§ **Work to complete**: Read the data and repeat all of it exactly.
○ ○ ○ ○ ○
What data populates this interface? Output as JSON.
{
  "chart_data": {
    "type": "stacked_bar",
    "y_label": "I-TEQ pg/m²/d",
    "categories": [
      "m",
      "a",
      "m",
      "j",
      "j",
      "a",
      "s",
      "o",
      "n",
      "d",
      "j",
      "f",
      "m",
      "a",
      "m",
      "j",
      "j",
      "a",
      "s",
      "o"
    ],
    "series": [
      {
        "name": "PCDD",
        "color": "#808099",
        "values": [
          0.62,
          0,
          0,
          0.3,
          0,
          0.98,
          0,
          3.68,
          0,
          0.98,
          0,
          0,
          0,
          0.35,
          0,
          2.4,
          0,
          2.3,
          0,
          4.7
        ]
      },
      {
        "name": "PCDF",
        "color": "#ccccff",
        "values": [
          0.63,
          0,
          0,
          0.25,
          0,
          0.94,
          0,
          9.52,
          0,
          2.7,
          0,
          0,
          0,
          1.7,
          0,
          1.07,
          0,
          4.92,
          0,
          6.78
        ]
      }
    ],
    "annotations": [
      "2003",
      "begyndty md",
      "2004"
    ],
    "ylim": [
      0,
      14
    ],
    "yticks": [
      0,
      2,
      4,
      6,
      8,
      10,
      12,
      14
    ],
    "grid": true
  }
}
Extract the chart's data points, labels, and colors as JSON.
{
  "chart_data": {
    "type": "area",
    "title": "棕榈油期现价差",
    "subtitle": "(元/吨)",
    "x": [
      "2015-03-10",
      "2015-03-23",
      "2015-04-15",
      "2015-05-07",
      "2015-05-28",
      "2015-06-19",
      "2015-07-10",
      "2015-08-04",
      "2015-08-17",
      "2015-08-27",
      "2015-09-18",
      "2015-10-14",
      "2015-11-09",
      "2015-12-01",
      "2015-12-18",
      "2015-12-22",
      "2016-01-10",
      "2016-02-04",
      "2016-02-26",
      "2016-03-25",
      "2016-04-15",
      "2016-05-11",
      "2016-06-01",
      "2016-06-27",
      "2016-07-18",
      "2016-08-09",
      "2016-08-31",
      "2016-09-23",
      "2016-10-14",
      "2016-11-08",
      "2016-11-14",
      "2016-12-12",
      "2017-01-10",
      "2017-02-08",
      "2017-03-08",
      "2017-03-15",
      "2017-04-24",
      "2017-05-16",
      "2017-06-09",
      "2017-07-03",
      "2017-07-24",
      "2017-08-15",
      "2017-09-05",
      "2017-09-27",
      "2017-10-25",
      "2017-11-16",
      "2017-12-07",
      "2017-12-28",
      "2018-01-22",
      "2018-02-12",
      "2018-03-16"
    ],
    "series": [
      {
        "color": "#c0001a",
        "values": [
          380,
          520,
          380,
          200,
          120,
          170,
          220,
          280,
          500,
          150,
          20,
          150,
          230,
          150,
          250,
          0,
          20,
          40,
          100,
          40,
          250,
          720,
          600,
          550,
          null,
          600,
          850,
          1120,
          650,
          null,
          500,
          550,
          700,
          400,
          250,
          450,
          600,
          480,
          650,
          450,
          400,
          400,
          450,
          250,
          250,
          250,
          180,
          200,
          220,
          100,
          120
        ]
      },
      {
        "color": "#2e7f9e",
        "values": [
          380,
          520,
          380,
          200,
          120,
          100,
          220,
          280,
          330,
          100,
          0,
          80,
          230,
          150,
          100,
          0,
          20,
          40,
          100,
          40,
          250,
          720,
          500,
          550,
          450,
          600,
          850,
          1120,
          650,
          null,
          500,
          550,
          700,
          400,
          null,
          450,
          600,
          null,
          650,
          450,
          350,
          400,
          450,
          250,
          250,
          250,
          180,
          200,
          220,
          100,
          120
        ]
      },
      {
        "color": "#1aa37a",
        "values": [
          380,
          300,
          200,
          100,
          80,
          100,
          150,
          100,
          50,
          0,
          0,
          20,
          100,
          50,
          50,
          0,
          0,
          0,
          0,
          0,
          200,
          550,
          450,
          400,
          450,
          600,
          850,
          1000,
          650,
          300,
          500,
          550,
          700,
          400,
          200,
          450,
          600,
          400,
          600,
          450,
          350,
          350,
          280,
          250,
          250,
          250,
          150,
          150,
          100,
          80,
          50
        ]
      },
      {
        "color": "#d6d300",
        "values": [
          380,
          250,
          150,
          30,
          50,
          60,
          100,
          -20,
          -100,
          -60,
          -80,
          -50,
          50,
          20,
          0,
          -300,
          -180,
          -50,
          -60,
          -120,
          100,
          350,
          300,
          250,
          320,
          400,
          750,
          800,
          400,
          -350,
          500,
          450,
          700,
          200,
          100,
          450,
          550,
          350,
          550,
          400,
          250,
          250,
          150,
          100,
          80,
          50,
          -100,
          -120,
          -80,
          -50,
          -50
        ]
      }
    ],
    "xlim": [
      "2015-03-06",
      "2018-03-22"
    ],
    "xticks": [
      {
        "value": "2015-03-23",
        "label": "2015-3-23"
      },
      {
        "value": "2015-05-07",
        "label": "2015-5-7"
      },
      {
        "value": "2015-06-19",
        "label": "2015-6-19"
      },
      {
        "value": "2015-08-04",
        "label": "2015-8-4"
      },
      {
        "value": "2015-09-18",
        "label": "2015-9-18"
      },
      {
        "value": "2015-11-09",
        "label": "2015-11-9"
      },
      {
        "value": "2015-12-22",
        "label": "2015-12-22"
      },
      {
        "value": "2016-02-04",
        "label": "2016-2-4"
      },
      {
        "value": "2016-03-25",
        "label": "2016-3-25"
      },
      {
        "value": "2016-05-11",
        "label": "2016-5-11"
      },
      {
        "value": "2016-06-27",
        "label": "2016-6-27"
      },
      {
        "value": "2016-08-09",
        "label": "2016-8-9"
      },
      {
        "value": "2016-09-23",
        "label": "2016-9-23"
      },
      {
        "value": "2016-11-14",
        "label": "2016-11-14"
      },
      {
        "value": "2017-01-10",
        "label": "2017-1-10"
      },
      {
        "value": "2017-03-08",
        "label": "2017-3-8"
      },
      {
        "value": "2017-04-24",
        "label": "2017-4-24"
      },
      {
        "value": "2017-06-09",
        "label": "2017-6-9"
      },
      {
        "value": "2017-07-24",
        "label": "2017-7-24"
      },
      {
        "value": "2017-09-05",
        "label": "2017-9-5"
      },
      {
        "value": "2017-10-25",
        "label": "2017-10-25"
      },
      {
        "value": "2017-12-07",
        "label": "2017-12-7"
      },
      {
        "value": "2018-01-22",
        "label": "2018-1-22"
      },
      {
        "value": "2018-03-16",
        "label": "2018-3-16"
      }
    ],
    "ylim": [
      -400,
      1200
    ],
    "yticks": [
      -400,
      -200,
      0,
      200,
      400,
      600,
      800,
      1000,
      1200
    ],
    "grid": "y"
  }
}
○ ○ ○ ○ ○
§ **Exercise response**:
What data populates this interface? Output as JSON.
{
  "chart_data": {
    "type": "stacked_bar",
    "y_label": "I-TEQ pg/m²/d",
    "categories": [
      "m",
      "a",
      "m",
      "j",
      "j",
      "a",
      "s",
      "o",
      "n",
      "d",
      "j",
      "f",
      "m",
      "a",
      "m",
      "j",
      "j",
      "a",
      "s",
      "o"
    ],
    "series": [
      {
        "name": "PCDD",
        "color": "#808099",
        "values": [
          0.62,
          0,
          0,
          0.3,
          0,
          0.98,
          0,
          3.68,
          0,
          0.98,
          0,
          0,
          0,
          0.35,
          0,
          2.4,
          0,
          2.3,
          0,
          4.7
        ]
      },
      {
        "name": "PCDF",
        "color": "#ccccff",
        "values": [
          0.63,
          0,
          0,
          0.25,
          0,
          0.94,
          0,
          9.52,
          0,
          2.7,
          0,
          0,
          0,
          1.7,
          0,
          1.07,
          0,
          4.92,
          0,
          6.78
        ]
      }
    ],
    "annotations": [
      "2003",
      "begyndty md",
      "2004"
    ],
    "ylim": [
      0,
      14
    ],
    "yticks": [
      0,
      2,
      4,
      6,
      8,
      10,
      12,
      14
    ],
    "grid": true
  }
}
Extract the chart's data points, labels, and colors as JSON.
{
  "chart_data": {
    "type": "area",
    "title": "棕榈油期现价差",
    "subtitle": "(元/吨)",
    "x": [
      "2015-03-10",
      "2015-03-23",
      "2015-04-15",
      "2015-05-07",
      "2015-05-28",
      "2015-06-19",
      "2015-07-10",
      "2015-08-04",
      "2015-08-17",
      "2015-08-27",
      "2015-09-18",
      "2015-10-14",
      "2015-11-09",
      "2015-12-01",
      "2015-12-18",
      "2015-12-22",
      "2016-01-10",
      "2016-02-04",
      "2016-02-26",
      "2016-03-25",
      "2016-04-15",
      "2016-05-11",
      "2016-06-01",
      "2016-06-27",
      "2016-07-18",
      "2016-08-09",
      "2016-08-31",
      "2016-09-23",
      "2016-10-14",
      "2016-11-08",
      "2016-11-14",
      "2016-12-12",
      "2017-01-10",
      "2017-02-08",
      "2017-03-08",
      "2017-03-15",
      "2017-04-24",
      "2017-05-16",
      "2017-06-09",
      "2017-07-03",
      "2017-07-24",
      "2017-08-15",
      "2017-09-05",
      "2017-09-27",
      "2017-10-25",
      "2017-11-16",
      "2017-12-07",
      "2017-12-28",
      "2018-01-22",
      "2018-02-12",
      "2018-03-16"
    ],
    "series": [
      {
        "color": "#c0001a",
        "values": [
          380,
          520,
          380,
          200,
          120,
          170,
          220,
          280,
          500,
          150,
          20,
          150,
          230,
          150,
          250,
          0,
          20,
          40,
          100,
          40,
          250,
          720,
          600,
          550,
          null,
          600,
          850,
          1120,
          650,
          null,
          500,
          550,
          700,
          400,
          250,
          450,
          600,
          480,
          650,
          450,
          400,
          400,
          450,
          250,
          250,
          250,
          180,
          200,
          220,
          100,
          120
        ]
      },
      {
        "color": "#2e7f9e",
        "values": [
          380,
          520,
          380,
          200,
          120,
          100,
          220,
          280,
          330,
          100,
          0,
          80,
          230,
          150,
          100,
          0,
          20,
          40,
          100,
          40,
          250,
          720,
          500,
          550,
          450,
          600,
          850,
          1120,
          650,
          null,
          500,
          550,
          700,
          400,
          null,
          450,
          600,
          null,
          650,
          450,
          350,
          400,
          450,
          250,
          250,
          250,
          180,
          200,
          220,
          100,
          120
        ]
      },
      {
        "color": "#1aa37a",
        "values": [
          380,
          300,
          200,
          100,
          80,
          100,
          150,
          100,
          50,
          0,
          0,
          20,
          100,
          50,
          50,
          0,
          0,
          0,
          0,
          0,
          200,
          550,
          450,
          400,
          450,
          600,
          850,
          1000,
          650,
          300,
          500,
          550,
          700,
          400,
          200,
          450,
          600,
          400,
          600,
          450,
          350,
          350,
          280,
          250,
          250,
          250,
          150,
          150,
          100,
          80,
          50
        ]
      },
      {
        "color": "#d6d300",
        "values": [
          380,
          250,
          150,
          30,
          50,
          60,
          100,
          -20,
          -100,
          -60,
          -80,
          -50,
          50,
          20,
          0,
          -300,
          -180,
          -50,
          -60,
          -120,
          100,
          350,
          300,
          250,
          320,
          400,
          750,
          800,
          400,
          -350,
          500,
          450,
          700,
          200,
          100,
          450,
          550,
          350,
          550,
          400,
          250,
          250,
          150,
          100,
          80,
          50,
          -100,
          -120,
          -80,
          -50,
          -50
        ]
      }
    ],
    "xlim": [
      "2015-03-06",
      "2018-03-22"
    ],
    "xticks": [
      {
        "value": "2015-03-23",
        "label": "2015-3-23"
      },
      {
        "value": "2015-05-07",
        "label": "2015-5-7"
      },
      {
        "value": "2015-06-19",
        "label": "2015-6-19"
      },
      {
        "value": "2015-08-04",
        "label": "2015-8-4"
      },
      {
        "value": "2015-09-18",
        "label": "2015-9-18"
      },
      {
        "value": "2015-11-09",
        "label": "2015-11-9"
      },
      {
        "value": "2015-12-22",
        "label": "2015-12-22"
      },
      {
        "value": "2016-02-04",
        "label": "2016-2-4"
      },
      {
        "value": "2016-03-25",
        "label": "2016-3-25"
      },
      {
        "value": "2016-05-11",
        "label": "2016-5-11"
      },
      {
        "value": "2016-06-27",
        "label": "2016-6-27"
      },
      {
        "value": "2016-08-09",
        "label": "2016-8-9"
      },
      {
        "value": "2016-09-23",
        "label": "2016-9-23"
      },
      {
        "value": "2016-11-14",
        "label": "2016-11-14"
      },
      {
        "value": "2017-01-10",
        "label": "2017-1-10"
      },
      {
        "value": "2017-03-08",
        "label": "2017-3-8"
      },
      {
        "value": "2017-04-24",
        "label": "2017-4-24"
      },
      {
        "value": "2017-06-09",
        "label": "2017-6-9"
      },
      {
        "value": "2017-07-24",
        "label": "2017-7-24"
      },
      {
        "value": "2017-09-05",
        "label": "2017-9-5"
      },
      {
        "value": "2017-10-25",
        "label": "2017-10-25"
      },
      {
        "value": "2017-12-07",
        "label": "2017-12-7"
      },
      {
        "value": "2018-01-22",
        "label": "2018-1-22"
      },
      {
        "value": "2018-03-16",
        "label": "2018-3-16"
      }
    ],
    "ylim": [
      -400,
      1200
    ],
    "yticks": [
      -400,
      -200,
      0,
      200,
      400,
      600,
      800,
      1000,
      1200
    ],
    "grid": "y"
  }
}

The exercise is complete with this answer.